Copy out each line of the data that holds the word "Primary".
- - - - - - -
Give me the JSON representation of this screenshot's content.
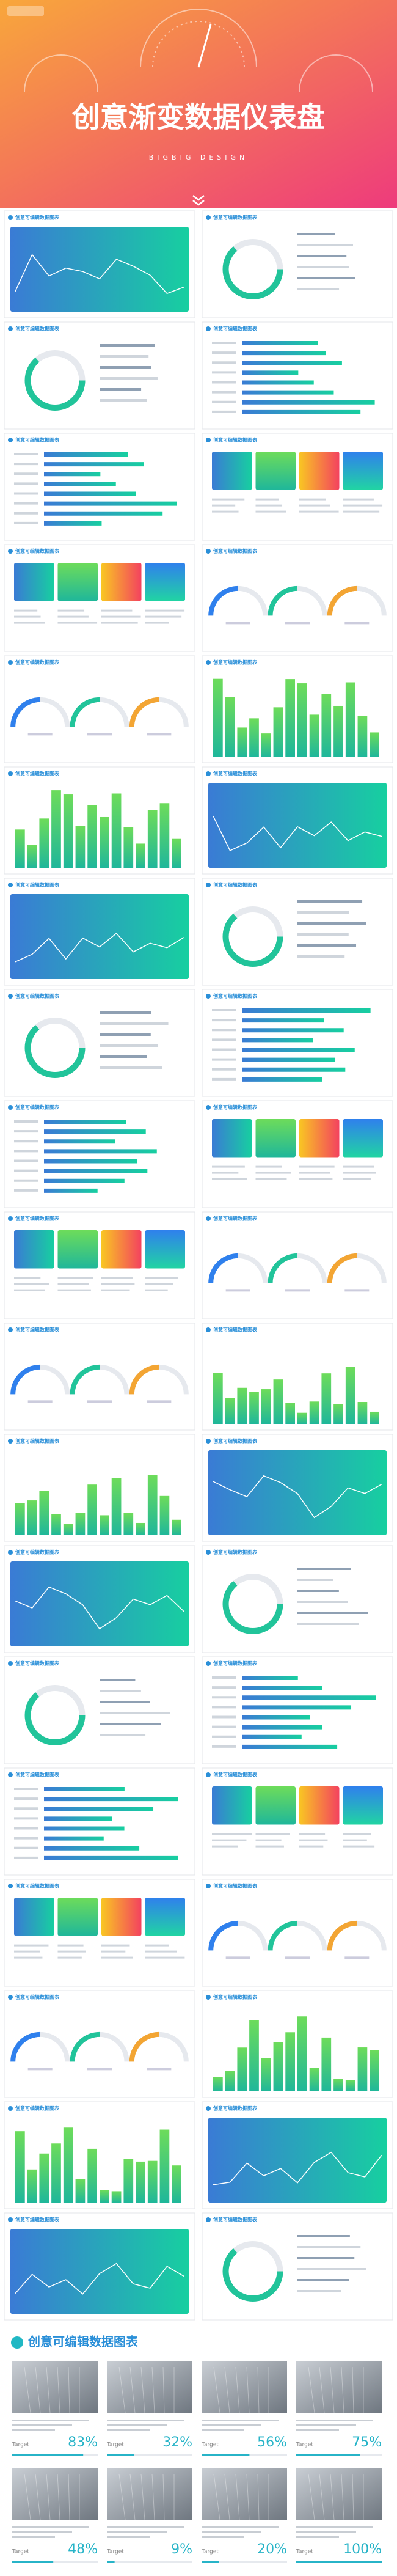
{
  "header": {
    "title": "创意渐变数据仪表盘",
    "subtitle": "BIGBIG DESIGN"
  },
  "slides": [
    {
      "title": "创意可编辑数据图表"
    },
    {
      "title": "创意可编辑数据图表"
    },
    {
      "title": "创意可编辑数据图表"
    },
    {
      "title": "创意可编辑数据图表"
    },
    {
      "title": "创意可编辑数据图表"
    },
    {
      "title": "创意可编辑数据图表"
    },
    {
      "title": "创意可编辑数据图表"
    },
    {
      "title": "创意可编辑数据图表"
    },
    {
      "title": "创意可编辑数据图表"
    },
    {
      "title": "创意可编辑数据图表"
    },
    {
      "title": "创意可编辑数据图表"
    },
    {
      "title": "创意可编辑数据图表"
    },
    {
      "title": "创意可编辑数据图表"
    },
    {
      "title": "创意可编辑数据图表"
    },
    {
      "title": "创意可编辑数据图表"
    },
    {
      "title": "创意可编辑数据图表"
    },
    {
      "title": "创意可编辑数据图表"
    },
    {
      "title": "创意可编辑数据图表"
    },
    {
      "title": "创意可编辑数据图表"
    },
    {
      "title": "创意可编辑数据图表"
    },
    {
      "title": "创意可编辑数据图表"
    },
    {
      "title": "创意可编辑数据图表"
    },
    {
      "title": "创意可编辑数据图表"
    },
    {
      "title": "创意可编辑数据图表"
    },
    {
      "title": "创意可编辑数据图表"
    },
    {
      "title": "创意可编辑数据图表"
    },
    {
      "title": "创意可编辑数据图表"
    },
    {
      "title": "创意可编辑数据图表"
    },
    {
      "title": "创意可编辑数据图表"
    },
    {
      "title": "创意可编辑数据图表"
    },
    {
      "title": "创意可编辑数据图表"
    },
    {
      "title": "创意可编辑数据图表"
    },
    {
      "title": "创意可编辑数据图表"
    },
    {
      "title": "创意可编辑数据图表"
    },
    {
      "title": "创意可编辑数据图表"
    },
    {
      "title": "创意可编辑数据图表"
    },
    {
      "title": "创意可编辑数据图表"
    },
    {
      "title": "创意可编辑数据图表"
    }
  ],
  "gallery": {
    "title": "创意可编辑数据图表",
    "label": "Target",
    "values": [
      83,
      32,
      56,
      75,
      48,
      9,
      20,
      100
    ],
    "value_labels": [
      "83%",
      "32%",
      "56%",
      "75%",
      "48%",
      "9%",
      "20%",
      "100%"
    ]
  }
}
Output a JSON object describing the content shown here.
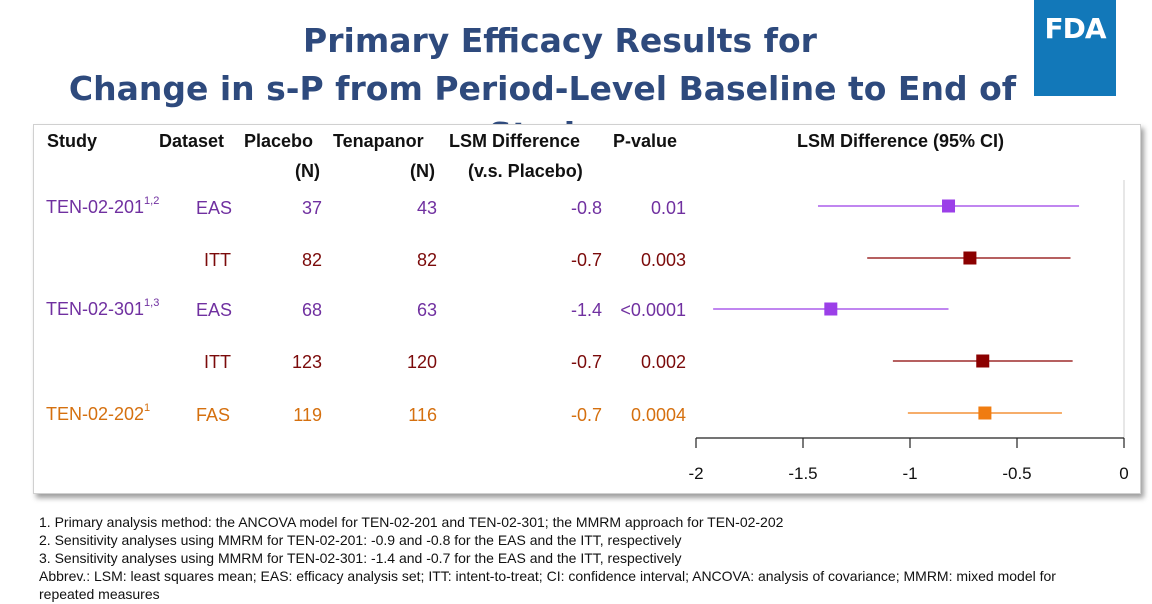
{
  "slide": {
    "title_line1": "Primary Efficacy Results for",
    "title_line2": "Change in s-P from Period-Level Baseline to End of Study",
    "logo_text": "FDA"
  },
  "table": {
    "headers": {
      "study": "Study",
      "dataset": "Dataset",
      "placebo": "Placebo",
      "placebo_sub": "(N)",
      "tenapanor": "Tenapanor",
      "tenapanor_sub": "(N)",
      "lsm": "LSM Difference",
      "lsm_sub": "(v.s. Placebo)",
      "pvalue": "P-value",
      "plot": "LSM Difference (95% CI)"
    },
    "rows": [
      {
        "study": "TEN-02-201",
        "study_sup": "1,2",
        "dataset": "EAS",
        "placebo_n": "37",
        "tenapanor_n": "43",
        "lsm": "-0.8",
        "pvalue": "0.01",
        "color": "#7030a0",
        "marker": "#9b3fe8"
      },
      {
        "study": "",
        "study_sup": "",
        "dataset": "ITT",
        "placebo_n": "82",
        "tenapanor_n": "82",
        "lsm": "-0.7",
        "pvalue": "0.003",
        "color": "#7b0a0a",
        "marker": "#8b0000"
      },
      {
        "study": "TEN-02-301",
        "study_sup": "1,3",
        "dataset": "EAS",
        "placebo_n": "68",
        "tenapanor_n": "63",
        "lsm": "-1.4",
        "pvalue": "<0.0001",
        "color": "#7030a0",
        "marker": "#9b3fe8"
      },
      {
        "study": "",
        "study_sup": "",
        "dataset": "ITT",
        "placebo_n": "123",
        "tenapanor_n": "120",
        "lsm": "-0.7",
        "pvalue": "0.002",
        "color": "#7b0a0a",
        "marker": "#8b0000"
      },
      {
        "study": "TEN-02-202",
        "study_sup": "1",
        "dataset": "FAS",
        "placebo_n": "119",
        "tenapanor_n": "116",
        "lsm": "-0.7",
        "pvalue": "0.0004",
        "color": "#d5700f",
        "marker": "#f07c10"
      }
    ]
  },
  "chart_data": {
    "type": "forest",
    "title": "LSM Difference (95% CI)",
    "xlim": [
      -2,
      0
    ],
    "ticks": [
      -2,
      -1.5,
      -1,
      -0.5,
      0
    ],
    "tick_labels": [
      "-2",
      "-1.5",
      "-1",
      "-0.5",
      "0"
    ],
    "reference_line": 0,
    "points": [
      {
        "label": "TEN-02-201 EAS",
        "estimate": -0.82,
        "lower": -1.43,
        "upper": -0.21,
        "color": "#9b3fe8"
      },
      {
        "label": "TEN-02-201 ITT",
        "estimate": -0.72,
        "lower": -1.2,
        "upper": -0.25,
        "color": "#8b0000"
      },
      {
        "label": "TEN-02-301 EAS",
        "estimate": -1.37,
        "lower": -1.92,
        "upper": -0.82,
        "color": "#9b3fe8"
      },
      {
        "label": "TEN-02-301 ITT",
        "estimate": -0.66,
        "lower": -1.08,
        "upper": -0.24,
        "color": "#8b0000"
      },
      {
        "label": "TEN-02-202 FAS",
        "estimate": -0.65,
        "lower": -1.01,
        "upper": -0.29,
        "color": "#f07c10"
      }
    ]
  },
  "footnotes": [
    "1. Primary analysis method: the ANCOVA model for TEN-02-201 and TEN-02-301; the MMRM approach for TEN-02-202",
    "2. Sensitivity analyses using MMRM for TEN-02-201: -0.9 and -0.8 for the EAS and the ITT, respectively",
    "3. Sensitivity analyses using MMRM for TEN-02-301: -1.4 and -0.7 for the EAS and the ITT, respectively",
    "Abbrev.: LSM: least squares mean; EAS: efficacy analysis set; ITT: intent-to-treat; CI: confidence interval; ANCOVA: analysis of covariance; MMRM: mixed model for repeated measures"
  ]
}
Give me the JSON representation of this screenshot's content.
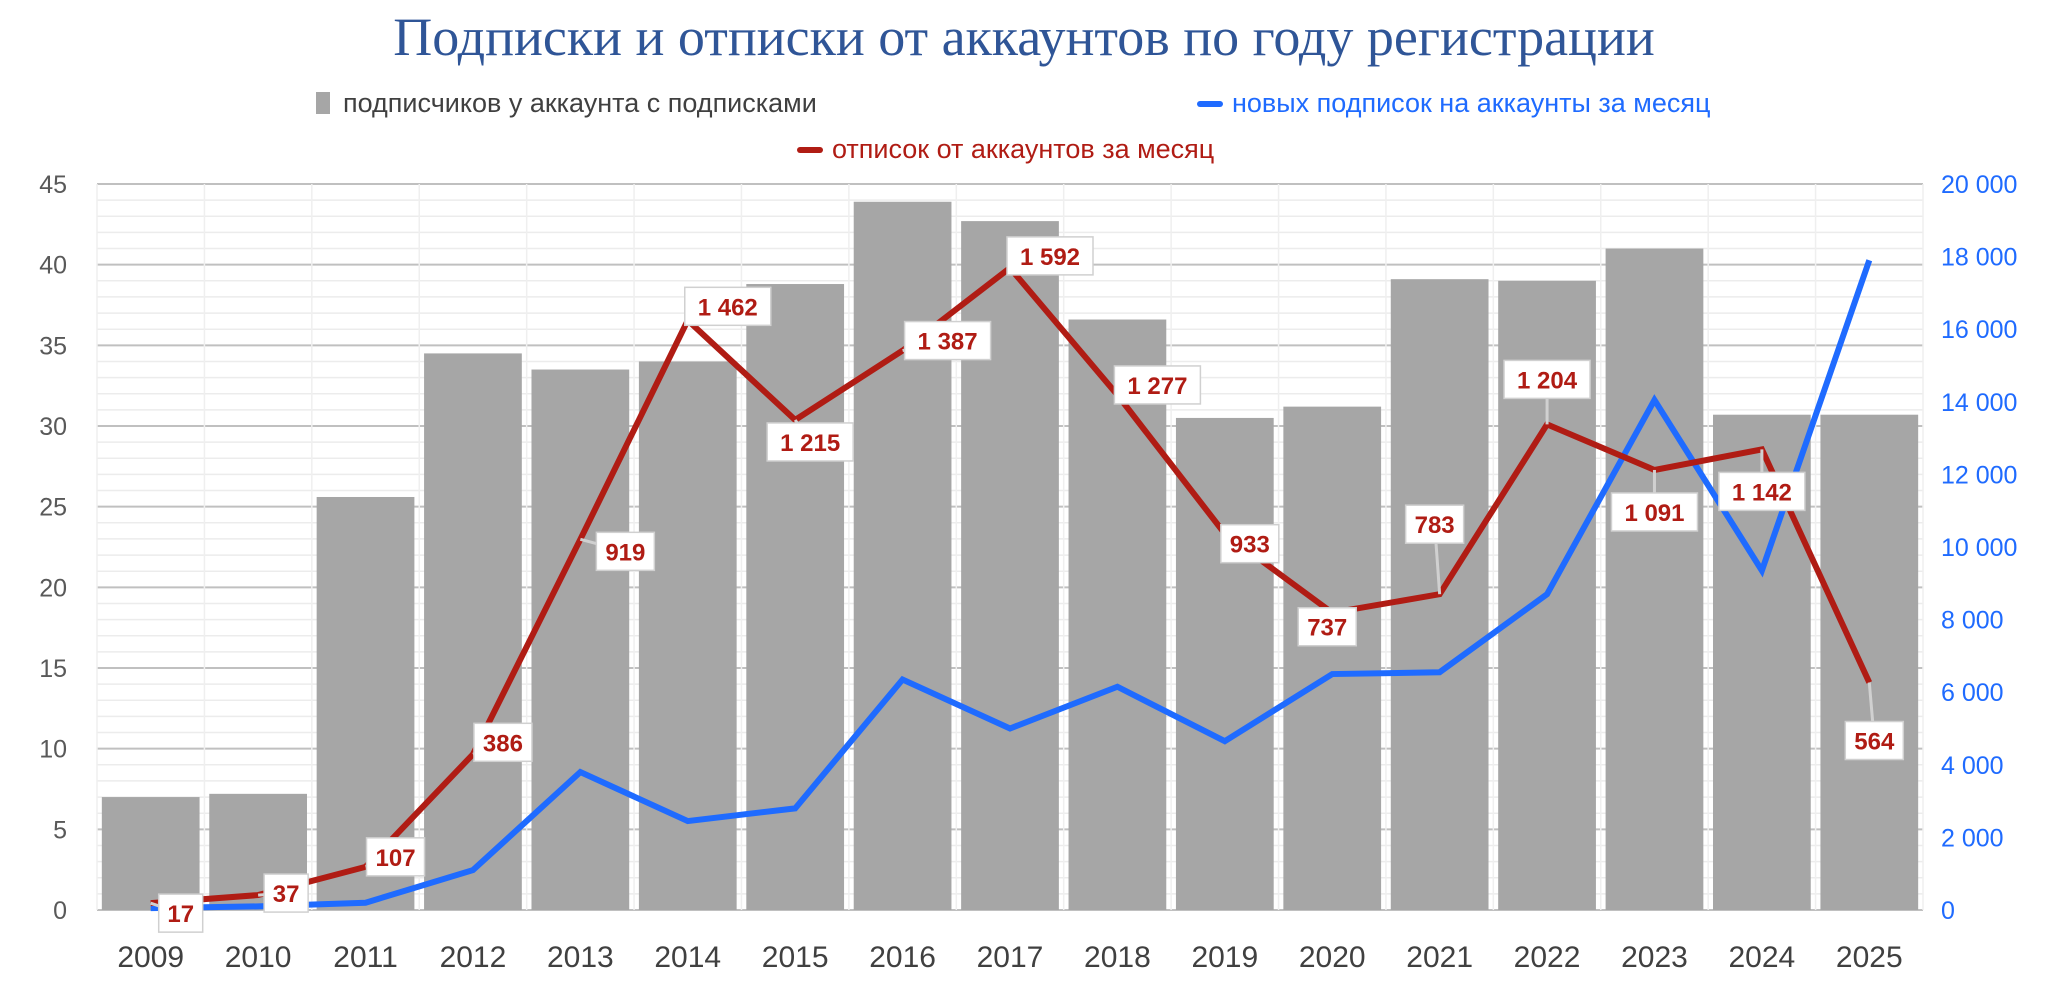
{
  "chart_data": {
    "type": "bar+line",
    "title": "Подписки и отписки от аккаунтов по году регистрации",
    "categories": [
      "2009",
      "2010",
      "2011",
      "2012",
      "2013",
      "2014",
      "2015",
      "2016",
      "2017",
      "2018",
      "2019",
      "2020",
      "2021",
      "2022",
      "2023",
      "2024",
      "2025"
    ],
    "series": [
      {
        "name": "подписчиков у аккаунта с подписками",
        "type": "bar",
        "axis": "left",
        "color": "#a6a6a6",
        "values": [
          7.0,
          7.2,
          25.6,
          34.5,
          33.5,
          34.0,
          38.8,
          43.9,
          42.7,
          36.6,
          30.5,
          31.2,
          39.1,
          39.0,
          41.0,
          30.7,
          30.7
        ]
      },
      {
        "name": "новых подписок на аккаунты за месяц",
        "type": "line",
        "axis": "right",
        "color": "#1f6bff",
        "values": [
          50,
          100,
          200,
          1100,
          3800,
          2450,
          2800,
          6350,
          5000,
          6150,
          4650,
          6500,
          6550,
          8700,
          14050,
          9350,
          17900
        ]
      },
      {
        "name": "отписок от аккаунтов за месяц",
        "type": "line",
        "axis": "hidden",
        "color": "#b01c14",
        "values": [
          17,
          37,
          107,
          386,
          919,
          1462,
          1215,
          1387,
          1592,
          1277,
          933,
          737,
          783,
          1204,
          1091,
          1142,
          564
        ],
        "labels": [
          "17",
          "37",
          "107",
          "386",
          "919",
          "1 462",
          "1 215",
          "1 387",
          "1 592",
          "1 277",
          "933",
          "737",
          "783",
          "1 204",
          "1 091",
          "1 142",
          "564"
        ]
      }
    ],
    "left_axis": {
      "range": [
        0,
        45
      ],
      "ticks": [
        "0",
        "5",
        "10",
        "15",
        "20",
        "25",
        "30",
        "35",
        "40",
        "45"
      ]
    },
    "right_axis": {
      "range": [
        0,
        20000
      ],
      "ticks": [
        "0",
        "2 000",
        "4 000",
        "6 000",
        "8 000",
        "10 000",
        "12 000",
        "14 000",
        "16 000",
        "18 000",
        "20 000"
      ],
      "color": "#1f6bff"
    },
    "hidden_axis_range": [
      0,
      1800
    ],
    "grid": true,
    "legend": "top"
  }
}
- - - - - - -
§ THE SOLUTION:
    "title_line1": "Primary Efficacy Results for",
    "1. Primary analysis method: the ANCOVA model for TEN-02-201 and TEN-02-301; the MMRM approach for TEN-02-202",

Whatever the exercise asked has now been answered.